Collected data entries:
/---
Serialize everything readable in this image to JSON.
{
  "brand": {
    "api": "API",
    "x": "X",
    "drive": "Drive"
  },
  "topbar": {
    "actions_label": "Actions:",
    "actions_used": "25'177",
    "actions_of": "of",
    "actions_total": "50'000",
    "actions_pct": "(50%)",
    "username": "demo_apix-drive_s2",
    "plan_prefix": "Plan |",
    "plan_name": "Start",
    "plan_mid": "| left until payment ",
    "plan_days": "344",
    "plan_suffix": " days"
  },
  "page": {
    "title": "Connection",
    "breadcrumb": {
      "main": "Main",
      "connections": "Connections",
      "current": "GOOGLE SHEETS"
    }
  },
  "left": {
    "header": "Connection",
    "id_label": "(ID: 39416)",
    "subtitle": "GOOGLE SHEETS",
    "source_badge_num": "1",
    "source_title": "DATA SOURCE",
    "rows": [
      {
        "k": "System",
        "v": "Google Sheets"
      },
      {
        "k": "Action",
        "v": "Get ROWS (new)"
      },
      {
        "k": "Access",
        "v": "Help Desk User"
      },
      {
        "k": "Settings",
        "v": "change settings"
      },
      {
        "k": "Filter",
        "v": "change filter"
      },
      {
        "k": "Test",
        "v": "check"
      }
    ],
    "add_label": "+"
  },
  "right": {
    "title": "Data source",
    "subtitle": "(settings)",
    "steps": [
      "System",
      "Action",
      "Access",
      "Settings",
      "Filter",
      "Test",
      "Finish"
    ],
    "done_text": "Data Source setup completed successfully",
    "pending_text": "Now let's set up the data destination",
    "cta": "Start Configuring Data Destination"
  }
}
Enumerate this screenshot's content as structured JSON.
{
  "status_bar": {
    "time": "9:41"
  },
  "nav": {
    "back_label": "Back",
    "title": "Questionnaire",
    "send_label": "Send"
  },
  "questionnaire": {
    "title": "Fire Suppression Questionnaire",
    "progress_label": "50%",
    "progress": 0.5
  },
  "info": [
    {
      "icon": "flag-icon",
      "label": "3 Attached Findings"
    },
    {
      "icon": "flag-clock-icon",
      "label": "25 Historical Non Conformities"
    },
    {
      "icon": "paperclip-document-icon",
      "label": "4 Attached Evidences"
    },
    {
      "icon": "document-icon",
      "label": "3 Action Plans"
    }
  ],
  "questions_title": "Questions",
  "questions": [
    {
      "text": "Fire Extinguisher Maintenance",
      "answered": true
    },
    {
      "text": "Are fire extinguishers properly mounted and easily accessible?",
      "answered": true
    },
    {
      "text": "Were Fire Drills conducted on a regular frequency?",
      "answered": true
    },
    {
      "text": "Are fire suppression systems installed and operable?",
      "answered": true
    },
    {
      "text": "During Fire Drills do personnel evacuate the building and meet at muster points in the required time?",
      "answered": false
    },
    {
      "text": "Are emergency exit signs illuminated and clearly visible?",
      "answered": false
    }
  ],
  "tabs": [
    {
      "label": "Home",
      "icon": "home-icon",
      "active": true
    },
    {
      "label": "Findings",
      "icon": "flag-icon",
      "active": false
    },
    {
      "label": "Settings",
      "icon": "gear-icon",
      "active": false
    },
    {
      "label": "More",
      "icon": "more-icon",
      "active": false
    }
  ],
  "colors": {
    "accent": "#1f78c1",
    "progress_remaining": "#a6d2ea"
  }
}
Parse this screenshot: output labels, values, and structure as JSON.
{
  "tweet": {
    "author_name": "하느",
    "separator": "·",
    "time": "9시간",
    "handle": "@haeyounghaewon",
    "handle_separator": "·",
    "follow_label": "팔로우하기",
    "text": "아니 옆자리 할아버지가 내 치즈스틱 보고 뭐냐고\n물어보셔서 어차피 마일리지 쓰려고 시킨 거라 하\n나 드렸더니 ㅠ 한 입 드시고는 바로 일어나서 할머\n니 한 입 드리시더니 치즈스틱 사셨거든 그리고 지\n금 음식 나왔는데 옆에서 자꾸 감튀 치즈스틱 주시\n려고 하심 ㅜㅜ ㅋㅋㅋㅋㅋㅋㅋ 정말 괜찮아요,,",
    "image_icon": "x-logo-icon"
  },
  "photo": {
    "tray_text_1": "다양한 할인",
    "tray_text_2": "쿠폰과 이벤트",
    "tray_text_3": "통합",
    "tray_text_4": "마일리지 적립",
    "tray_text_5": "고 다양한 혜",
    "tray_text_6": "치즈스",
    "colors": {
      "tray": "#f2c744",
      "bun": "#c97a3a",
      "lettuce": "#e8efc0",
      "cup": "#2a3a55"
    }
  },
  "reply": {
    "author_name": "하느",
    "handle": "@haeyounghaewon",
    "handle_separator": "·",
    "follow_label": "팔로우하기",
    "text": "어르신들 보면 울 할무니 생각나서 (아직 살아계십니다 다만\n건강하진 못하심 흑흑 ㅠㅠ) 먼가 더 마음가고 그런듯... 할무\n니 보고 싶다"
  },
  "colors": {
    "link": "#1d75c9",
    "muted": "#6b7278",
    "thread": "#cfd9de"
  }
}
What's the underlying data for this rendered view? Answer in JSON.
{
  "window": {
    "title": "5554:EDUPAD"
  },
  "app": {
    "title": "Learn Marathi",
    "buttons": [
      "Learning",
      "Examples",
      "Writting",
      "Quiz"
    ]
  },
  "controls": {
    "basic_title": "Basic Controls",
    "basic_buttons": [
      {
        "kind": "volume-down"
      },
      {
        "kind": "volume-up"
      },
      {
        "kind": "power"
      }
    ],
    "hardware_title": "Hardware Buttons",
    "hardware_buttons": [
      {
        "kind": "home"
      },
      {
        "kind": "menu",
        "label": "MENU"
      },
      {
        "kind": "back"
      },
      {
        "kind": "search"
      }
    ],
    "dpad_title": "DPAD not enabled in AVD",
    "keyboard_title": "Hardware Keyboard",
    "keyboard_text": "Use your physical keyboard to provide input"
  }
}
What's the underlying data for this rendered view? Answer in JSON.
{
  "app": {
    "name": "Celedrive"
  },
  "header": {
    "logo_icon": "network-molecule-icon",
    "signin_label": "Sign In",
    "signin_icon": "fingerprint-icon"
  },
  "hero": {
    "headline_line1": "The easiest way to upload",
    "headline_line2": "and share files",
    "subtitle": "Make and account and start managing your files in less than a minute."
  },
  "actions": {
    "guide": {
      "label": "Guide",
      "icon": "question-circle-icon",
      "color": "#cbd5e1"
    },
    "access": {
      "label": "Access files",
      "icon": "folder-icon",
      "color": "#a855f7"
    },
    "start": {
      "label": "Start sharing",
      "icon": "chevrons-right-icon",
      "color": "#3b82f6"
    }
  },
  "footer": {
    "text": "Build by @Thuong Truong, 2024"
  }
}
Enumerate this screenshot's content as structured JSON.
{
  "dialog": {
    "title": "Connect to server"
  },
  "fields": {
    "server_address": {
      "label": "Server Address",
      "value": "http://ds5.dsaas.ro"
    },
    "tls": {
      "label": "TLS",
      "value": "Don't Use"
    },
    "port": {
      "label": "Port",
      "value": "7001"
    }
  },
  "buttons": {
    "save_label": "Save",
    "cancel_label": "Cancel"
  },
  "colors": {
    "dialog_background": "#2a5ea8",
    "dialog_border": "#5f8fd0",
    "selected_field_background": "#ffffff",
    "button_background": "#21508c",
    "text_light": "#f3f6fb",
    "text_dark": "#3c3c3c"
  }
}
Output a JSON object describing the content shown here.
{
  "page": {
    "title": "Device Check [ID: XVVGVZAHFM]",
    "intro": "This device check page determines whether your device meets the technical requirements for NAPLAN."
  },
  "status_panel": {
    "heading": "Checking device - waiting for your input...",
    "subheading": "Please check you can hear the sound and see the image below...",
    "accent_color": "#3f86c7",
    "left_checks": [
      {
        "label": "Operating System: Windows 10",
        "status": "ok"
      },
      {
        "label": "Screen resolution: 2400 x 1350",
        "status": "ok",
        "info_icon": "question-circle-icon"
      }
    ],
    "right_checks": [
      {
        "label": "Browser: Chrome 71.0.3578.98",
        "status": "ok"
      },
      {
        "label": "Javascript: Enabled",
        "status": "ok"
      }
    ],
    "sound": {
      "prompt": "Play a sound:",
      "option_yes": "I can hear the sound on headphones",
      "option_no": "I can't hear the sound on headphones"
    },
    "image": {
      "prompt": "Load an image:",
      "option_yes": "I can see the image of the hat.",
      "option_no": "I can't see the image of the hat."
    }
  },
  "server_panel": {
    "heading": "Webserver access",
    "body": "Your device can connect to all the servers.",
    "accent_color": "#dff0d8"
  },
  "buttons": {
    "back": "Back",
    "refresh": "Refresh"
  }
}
\---
BRIEF: Retype only the lines running from the line with "Output a JSON" to the end of the listing, including both of those lines.

RESPONSE FOR THIS EXERCISE:
Output a JSON object describing the content shown here.
{
  "page": {
    "title": "Device Check [ID: XVVGVZAHFM]",
    "intro": "This device check page determines whether your device meets the technical requirements for NAPLAN."
  },
  "status_panel": {
    "heading": "Checking device - waiting for your input...",
    "subheading": "Please check you can hear the sound and see the image below...",
    "accent_color": "#3f86c7",
    "left_checks": [
      {
        "label": "Operating System: Windows 10",
        "status": "ok"
      },
      {
        "label": "Screen resolution: 2400 x 1350",
        "status": "ok",
        "info_icon": "question-circle-icon"
      }
    ],
    "right_checks": [
      {
        "label": "Browser: Chrome 71.0.3578.98",
        "status": "ok"
      },
      {
        "label": "Javascript: Enabled",
        "status": "ok"
      }
    ],
    "sound": {
      "prompt": "Play a sound:",
      "option_yes": "I can hear the sound on headphones",
      "option_no": "I can't hear the sound on headphones"
    },
    "image": {
      "prompt": "Load an image:",
      "option_yes": "I can see the image of the hat.",
      "option_no": "I can't see the image of the hat."
    }
  },
  "server_panel": {
    "heading": "Webserver access",
    "body": "Your device can connect to all the servers.",
    "accent_color": "#dff0d8"
  },
  "buttons": {
    "back": "Back",
    "refresh": "Refresh"
  }
}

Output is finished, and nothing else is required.